The task:
Look for the string "shown" and copy every line that has it.

----------------

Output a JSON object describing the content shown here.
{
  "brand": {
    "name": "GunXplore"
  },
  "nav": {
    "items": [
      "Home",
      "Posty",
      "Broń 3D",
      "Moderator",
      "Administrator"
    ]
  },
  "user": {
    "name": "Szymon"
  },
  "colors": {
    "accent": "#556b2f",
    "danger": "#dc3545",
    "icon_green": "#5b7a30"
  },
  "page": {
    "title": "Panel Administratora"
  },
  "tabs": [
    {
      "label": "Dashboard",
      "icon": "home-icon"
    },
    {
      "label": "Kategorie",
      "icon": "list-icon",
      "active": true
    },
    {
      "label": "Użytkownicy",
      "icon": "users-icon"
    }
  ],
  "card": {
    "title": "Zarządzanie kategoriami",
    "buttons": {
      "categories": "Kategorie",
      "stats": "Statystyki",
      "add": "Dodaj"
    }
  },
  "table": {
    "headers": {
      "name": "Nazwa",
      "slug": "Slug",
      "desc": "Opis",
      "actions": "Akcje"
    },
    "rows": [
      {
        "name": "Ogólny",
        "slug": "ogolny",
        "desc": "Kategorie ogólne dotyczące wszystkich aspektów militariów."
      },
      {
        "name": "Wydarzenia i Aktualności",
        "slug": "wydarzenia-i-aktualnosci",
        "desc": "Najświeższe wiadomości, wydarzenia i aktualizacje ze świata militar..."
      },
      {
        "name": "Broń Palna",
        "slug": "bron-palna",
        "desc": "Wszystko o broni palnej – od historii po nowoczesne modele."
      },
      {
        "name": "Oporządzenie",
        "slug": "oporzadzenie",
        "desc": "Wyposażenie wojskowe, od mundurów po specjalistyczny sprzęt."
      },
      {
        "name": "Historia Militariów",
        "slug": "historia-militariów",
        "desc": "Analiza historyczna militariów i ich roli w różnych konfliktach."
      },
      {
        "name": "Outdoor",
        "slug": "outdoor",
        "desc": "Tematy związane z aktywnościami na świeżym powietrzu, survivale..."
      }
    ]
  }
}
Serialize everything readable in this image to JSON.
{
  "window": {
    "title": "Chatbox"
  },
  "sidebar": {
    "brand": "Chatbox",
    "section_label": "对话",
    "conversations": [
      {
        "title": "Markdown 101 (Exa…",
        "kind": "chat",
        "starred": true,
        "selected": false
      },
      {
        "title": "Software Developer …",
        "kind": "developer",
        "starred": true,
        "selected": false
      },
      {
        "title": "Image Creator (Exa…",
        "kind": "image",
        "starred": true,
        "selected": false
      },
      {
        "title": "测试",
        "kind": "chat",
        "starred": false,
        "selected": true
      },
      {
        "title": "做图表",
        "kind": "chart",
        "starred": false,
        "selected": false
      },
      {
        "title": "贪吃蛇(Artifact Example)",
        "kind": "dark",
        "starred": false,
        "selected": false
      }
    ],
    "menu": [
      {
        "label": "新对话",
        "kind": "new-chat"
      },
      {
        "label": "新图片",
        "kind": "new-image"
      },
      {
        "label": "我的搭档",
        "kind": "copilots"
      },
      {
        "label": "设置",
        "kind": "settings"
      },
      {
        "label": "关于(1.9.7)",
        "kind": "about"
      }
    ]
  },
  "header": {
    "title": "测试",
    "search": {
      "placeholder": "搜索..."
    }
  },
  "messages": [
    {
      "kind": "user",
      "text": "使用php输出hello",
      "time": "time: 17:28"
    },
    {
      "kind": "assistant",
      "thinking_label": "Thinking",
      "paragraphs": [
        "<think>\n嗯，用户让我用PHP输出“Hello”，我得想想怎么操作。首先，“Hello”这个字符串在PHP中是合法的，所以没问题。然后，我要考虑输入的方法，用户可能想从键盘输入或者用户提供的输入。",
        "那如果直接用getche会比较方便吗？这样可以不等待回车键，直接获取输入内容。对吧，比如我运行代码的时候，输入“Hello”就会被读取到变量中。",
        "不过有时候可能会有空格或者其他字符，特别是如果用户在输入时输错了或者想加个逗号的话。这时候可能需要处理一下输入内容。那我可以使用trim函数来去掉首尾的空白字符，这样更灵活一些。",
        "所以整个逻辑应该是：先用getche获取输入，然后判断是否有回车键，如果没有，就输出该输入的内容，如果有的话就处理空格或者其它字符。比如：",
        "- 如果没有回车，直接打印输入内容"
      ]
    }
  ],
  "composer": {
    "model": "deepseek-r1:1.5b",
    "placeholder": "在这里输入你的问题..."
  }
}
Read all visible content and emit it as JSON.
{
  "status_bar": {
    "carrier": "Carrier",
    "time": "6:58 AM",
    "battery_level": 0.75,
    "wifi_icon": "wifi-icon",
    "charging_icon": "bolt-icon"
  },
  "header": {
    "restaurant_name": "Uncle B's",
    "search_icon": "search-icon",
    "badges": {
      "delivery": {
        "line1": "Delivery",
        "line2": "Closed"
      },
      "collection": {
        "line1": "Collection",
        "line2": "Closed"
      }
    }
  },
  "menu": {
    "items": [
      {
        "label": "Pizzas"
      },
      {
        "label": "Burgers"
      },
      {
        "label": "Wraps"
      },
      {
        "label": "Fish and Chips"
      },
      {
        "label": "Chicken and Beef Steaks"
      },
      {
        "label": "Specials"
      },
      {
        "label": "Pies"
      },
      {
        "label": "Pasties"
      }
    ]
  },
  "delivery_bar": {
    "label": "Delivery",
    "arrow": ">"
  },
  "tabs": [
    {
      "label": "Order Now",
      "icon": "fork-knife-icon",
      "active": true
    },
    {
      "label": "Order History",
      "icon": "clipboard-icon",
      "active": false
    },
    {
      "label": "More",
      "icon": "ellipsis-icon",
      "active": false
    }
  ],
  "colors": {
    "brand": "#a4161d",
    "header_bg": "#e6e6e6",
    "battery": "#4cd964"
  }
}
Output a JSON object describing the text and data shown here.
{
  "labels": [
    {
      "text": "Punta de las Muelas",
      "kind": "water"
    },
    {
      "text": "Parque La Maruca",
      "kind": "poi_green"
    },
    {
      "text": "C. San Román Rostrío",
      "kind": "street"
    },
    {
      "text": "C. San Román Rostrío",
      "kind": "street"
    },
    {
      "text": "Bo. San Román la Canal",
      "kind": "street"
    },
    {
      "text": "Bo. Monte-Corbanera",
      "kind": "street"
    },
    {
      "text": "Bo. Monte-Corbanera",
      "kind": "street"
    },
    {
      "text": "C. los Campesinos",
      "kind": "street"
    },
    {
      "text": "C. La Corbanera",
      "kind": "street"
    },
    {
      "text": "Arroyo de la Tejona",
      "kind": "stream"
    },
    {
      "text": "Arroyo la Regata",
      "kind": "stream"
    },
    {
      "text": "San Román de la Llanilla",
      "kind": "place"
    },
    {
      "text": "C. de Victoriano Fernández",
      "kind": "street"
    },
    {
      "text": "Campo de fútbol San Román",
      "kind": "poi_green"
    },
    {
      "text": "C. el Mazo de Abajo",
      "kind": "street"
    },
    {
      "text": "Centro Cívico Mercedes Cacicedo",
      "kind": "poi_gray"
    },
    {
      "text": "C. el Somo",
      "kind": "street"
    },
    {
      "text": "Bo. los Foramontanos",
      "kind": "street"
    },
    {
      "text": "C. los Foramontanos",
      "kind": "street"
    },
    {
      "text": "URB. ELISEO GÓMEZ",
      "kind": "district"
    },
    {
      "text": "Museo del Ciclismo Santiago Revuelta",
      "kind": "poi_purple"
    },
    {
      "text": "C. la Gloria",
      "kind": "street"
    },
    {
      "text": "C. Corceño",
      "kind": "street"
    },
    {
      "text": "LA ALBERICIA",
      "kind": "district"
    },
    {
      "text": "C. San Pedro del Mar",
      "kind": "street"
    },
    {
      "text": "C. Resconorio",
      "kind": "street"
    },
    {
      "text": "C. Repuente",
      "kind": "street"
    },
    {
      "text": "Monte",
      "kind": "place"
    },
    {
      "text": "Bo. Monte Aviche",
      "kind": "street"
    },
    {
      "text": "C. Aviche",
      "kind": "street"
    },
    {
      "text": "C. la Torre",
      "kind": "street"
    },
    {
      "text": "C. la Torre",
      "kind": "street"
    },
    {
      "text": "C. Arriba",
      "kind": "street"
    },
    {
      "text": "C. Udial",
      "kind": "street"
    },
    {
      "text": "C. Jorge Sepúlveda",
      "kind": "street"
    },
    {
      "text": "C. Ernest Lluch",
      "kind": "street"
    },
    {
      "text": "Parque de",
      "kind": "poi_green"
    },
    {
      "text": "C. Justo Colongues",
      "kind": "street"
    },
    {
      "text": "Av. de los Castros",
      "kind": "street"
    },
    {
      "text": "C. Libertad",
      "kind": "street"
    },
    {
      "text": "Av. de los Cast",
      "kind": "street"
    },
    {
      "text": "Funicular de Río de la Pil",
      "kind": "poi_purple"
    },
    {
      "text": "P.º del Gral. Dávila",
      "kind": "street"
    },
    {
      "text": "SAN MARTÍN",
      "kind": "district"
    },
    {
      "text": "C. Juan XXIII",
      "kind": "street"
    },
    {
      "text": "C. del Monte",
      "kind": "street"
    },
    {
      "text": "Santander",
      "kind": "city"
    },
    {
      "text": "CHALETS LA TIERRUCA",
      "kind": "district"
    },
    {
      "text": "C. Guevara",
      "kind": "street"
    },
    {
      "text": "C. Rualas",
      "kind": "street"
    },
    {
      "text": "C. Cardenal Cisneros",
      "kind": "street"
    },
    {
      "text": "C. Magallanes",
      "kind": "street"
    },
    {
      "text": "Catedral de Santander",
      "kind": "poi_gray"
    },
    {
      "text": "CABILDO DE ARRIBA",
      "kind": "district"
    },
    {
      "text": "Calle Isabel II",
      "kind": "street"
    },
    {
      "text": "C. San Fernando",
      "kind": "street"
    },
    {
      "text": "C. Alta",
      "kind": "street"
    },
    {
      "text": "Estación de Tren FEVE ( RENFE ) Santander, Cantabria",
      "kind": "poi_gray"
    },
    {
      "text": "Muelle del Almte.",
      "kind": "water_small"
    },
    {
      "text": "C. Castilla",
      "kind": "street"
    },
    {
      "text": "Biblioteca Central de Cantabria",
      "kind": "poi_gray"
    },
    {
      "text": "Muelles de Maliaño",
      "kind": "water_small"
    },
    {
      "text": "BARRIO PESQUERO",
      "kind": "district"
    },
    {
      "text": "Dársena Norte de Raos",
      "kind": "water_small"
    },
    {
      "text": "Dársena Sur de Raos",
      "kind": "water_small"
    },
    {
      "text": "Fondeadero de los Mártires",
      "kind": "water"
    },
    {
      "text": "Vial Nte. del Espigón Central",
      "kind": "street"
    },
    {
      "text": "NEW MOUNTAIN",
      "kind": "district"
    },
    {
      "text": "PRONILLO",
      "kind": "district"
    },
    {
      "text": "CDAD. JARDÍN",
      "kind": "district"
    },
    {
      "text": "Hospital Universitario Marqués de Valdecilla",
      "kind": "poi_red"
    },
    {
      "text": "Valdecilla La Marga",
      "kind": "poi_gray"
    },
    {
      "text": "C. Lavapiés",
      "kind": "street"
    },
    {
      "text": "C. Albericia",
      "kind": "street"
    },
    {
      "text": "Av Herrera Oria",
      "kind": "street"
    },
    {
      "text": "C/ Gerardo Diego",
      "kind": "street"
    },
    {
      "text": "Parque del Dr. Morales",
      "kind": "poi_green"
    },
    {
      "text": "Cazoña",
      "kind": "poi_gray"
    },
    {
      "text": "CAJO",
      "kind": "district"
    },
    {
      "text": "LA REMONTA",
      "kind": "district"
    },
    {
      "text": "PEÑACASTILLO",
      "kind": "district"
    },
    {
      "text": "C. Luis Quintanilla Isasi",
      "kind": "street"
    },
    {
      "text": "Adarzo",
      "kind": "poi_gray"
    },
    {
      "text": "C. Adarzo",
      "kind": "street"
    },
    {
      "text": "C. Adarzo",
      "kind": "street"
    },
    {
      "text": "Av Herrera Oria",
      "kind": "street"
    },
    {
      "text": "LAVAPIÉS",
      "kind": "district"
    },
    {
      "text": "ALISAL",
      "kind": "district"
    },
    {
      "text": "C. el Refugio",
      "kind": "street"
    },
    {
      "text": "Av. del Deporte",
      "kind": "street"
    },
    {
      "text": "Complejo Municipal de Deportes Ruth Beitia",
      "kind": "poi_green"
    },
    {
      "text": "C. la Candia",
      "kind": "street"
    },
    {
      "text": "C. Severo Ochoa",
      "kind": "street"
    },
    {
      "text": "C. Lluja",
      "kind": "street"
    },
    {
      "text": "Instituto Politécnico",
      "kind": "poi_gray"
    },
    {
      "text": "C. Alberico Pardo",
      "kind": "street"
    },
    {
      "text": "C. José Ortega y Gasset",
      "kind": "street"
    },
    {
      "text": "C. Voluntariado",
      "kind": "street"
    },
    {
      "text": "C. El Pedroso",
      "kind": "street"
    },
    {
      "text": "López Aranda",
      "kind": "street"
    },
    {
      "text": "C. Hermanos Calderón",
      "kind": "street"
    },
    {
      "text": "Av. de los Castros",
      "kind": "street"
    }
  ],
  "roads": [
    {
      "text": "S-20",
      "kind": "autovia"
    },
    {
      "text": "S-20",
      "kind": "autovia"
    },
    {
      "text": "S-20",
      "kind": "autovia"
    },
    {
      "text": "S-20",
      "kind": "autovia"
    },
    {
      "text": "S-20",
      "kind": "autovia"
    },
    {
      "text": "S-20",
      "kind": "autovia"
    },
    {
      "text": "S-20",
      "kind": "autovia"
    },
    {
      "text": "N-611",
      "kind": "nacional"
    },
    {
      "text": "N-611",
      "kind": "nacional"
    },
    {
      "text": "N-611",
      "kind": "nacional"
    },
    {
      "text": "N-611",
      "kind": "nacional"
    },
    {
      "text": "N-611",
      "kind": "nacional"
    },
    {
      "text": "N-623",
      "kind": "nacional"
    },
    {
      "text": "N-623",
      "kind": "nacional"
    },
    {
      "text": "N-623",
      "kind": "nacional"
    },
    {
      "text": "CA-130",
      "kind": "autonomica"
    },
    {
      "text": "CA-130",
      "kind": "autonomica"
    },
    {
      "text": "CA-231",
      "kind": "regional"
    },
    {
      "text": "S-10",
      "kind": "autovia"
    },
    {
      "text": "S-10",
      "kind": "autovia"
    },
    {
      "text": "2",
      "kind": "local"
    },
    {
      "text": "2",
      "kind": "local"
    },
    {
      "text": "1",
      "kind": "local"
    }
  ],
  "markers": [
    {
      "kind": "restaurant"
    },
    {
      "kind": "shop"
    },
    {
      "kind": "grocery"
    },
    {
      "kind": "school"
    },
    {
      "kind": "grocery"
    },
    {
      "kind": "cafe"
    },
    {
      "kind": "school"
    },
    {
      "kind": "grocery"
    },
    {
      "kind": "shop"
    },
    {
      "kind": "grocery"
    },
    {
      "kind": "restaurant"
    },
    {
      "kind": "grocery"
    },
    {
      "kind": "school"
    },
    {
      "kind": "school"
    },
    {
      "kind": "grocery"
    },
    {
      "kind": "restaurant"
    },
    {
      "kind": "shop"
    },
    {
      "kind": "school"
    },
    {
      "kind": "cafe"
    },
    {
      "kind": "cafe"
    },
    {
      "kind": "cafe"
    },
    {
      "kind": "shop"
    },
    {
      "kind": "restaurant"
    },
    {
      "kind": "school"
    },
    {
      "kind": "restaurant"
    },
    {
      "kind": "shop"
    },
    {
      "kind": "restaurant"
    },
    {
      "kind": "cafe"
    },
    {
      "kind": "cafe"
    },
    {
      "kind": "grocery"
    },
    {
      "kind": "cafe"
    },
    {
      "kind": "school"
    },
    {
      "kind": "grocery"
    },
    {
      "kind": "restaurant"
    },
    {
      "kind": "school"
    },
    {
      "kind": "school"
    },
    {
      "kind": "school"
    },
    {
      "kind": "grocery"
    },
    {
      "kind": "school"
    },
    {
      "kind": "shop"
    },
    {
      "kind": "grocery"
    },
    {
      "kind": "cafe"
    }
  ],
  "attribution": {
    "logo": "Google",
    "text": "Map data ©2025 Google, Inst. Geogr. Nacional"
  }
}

----------------

Solution to the problem:
Output a JSON object describing the content shown here.
Output a JSON object describing the text and data shown here.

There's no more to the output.